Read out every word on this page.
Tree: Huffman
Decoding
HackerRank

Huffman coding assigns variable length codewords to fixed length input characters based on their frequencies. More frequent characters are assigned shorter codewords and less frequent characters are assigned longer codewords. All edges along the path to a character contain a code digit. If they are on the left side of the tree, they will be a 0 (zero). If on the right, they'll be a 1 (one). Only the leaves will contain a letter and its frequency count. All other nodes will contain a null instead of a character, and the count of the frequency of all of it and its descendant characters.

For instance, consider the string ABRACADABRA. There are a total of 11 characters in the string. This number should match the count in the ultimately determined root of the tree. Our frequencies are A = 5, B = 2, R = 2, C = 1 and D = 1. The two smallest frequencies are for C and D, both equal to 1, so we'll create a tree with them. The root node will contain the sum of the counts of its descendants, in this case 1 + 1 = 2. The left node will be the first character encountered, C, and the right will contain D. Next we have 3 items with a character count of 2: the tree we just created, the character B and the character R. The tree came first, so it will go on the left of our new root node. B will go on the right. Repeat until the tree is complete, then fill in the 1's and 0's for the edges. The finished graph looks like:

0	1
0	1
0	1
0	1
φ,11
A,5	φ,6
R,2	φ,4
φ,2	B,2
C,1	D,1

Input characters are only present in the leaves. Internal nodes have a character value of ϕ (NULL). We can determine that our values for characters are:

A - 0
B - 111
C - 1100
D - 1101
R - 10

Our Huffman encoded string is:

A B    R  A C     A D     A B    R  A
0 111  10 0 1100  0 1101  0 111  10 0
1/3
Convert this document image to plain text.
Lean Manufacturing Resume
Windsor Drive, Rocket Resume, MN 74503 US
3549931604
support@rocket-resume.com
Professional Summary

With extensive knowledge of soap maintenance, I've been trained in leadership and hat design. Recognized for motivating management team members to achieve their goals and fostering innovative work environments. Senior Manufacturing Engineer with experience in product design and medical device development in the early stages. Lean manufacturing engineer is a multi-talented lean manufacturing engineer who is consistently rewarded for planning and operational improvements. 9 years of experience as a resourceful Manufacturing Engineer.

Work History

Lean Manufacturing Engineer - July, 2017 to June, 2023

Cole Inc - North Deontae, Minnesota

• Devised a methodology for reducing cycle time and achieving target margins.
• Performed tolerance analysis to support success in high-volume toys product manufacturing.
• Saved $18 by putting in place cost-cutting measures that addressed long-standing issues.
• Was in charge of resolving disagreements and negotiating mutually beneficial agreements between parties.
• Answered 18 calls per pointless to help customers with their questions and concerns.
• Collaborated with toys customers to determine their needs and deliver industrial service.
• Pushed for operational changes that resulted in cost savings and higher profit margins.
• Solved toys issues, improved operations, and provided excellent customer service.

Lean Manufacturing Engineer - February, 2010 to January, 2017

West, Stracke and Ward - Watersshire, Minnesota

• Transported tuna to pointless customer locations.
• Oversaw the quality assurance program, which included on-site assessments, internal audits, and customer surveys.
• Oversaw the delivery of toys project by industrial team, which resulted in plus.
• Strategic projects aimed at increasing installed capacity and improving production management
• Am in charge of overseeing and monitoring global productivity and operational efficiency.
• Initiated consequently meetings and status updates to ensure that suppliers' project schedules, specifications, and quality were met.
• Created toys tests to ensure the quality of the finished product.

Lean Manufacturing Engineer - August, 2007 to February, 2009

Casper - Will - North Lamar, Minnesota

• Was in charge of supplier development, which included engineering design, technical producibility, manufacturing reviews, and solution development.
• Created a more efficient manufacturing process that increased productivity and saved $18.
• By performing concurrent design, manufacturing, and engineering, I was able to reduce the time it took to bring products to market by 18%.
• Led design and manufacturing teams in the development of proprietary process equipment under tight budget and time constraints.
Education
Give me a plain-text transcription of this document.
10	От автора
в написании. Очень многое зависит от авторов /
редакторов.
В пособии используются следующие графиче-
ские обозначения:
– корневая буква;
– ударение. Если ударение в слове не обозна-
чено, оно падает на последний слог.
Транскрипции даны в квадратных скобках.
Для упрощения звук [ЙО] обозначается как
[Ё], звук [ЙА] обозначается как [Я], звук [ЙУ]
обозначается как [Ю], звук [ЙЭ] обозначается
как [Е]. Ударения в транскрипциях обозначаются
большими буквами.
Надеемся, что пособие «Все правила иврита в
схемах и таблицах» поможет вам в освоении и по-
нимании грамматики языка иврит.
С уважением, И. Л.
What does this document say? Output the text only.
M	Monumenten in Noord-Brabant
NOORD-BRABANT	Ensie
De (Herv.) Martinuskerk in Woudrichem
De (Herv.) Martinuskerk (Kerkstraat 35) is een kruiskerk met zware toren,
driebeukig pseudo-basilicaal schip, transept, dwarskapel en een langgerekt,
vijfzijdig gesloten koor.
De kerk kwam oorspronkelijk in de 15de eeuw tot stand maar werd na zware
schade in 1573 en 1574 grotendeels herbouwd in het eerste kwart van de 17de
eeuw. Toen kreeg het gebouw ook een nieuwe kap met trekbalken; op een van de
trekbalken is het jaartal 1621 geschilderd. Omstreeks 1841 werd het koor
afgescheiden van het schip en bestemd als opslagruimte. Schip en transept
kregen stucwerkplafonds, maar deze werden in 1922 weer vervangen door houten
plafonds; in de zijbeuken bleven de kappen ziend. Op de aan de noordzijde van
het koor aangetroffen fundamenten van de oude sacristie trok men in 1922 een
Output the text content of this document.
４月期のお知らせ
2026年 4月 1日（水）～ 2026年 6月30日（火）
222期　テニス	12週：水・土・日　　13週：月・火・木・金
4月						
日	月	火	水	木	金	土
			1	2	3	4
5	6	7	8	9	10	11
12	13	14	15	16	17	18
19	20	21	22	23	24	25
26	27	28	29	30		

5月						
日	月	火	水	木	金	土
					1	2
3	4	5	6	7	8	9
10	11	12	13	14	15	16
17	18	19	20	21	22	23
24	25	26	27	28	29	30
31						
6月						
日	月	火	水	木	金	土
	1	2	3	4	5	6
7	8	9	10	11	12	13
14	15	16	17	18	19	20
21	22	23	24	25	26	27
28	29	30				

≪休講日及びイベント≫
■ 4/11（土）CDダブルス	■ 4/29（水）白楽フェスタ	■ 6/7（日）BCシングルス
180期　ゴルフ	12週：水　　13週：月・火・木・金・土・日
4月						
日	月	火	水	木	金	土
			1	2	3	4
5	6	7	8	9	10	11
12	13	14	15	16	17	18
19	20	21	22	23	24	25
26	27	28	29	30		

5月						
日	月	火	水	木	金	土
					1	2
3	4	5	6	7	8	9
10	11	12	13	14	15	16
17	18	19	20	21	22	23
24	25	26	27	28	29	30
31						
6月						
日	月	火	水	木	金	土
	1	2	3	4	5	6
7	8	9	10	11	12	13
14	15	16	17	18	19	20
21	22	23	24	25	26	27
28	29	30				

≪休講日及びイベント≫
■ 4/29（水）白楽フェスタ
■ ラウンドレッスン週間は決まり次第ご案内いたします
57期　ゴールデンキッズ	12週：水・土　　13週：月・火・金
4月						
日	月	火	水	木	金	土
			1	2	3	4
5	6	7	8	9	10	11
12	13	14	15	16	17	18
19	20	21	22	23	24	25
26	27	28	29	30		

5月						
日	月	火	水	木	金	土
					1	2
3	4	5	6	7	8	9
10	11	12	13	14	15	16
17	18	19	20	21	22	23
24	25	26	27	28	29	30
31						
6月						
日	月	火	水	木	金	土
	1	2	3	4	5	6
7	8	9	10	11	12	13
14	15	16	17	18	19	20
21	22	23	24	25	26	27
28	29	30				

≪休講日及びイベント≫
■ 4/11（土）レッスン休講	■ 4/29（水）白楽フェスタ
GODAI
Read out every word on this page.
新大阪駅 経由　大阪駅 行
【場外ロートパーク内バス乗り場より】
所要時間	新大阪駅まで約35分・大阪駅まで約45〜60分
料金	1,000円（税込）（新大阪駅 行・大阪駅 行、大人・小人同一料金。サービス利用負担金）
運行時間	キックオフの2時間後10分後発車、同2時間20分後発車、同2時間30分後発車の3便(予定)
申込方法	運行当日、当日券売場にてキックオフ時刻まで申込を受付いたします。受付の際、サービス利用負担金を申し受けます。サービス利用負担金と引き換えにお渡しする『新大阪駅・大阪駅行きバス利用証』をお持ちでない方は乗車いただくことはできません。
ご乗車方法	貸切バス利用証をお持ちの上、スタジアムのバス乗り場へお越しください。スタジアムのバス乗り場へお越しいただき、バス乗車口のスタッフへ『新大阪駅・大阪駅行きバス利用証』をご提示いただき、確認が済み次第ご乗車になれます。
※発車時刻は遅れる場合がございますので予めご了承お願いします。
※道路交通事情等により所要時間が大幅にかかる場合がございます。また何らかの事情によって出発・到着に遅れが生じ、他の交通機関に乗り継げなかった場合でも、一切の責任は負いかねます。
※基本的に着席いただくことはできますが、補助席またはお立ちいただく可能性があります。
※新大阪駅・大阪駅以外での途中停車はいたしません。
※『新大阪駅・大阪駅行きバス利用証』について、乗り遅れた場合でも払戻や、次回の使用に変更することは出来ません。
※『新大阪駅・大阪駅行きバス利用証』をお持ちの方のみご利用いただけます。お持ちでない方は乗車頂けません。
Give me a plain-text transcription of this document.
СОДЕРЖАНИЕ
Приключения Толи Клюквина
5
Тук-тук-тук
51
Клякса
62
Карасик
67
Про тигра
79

::::::::

Objective: Go through the entries above and count the lines containing the word "text"; give only that count.

Task answer: 5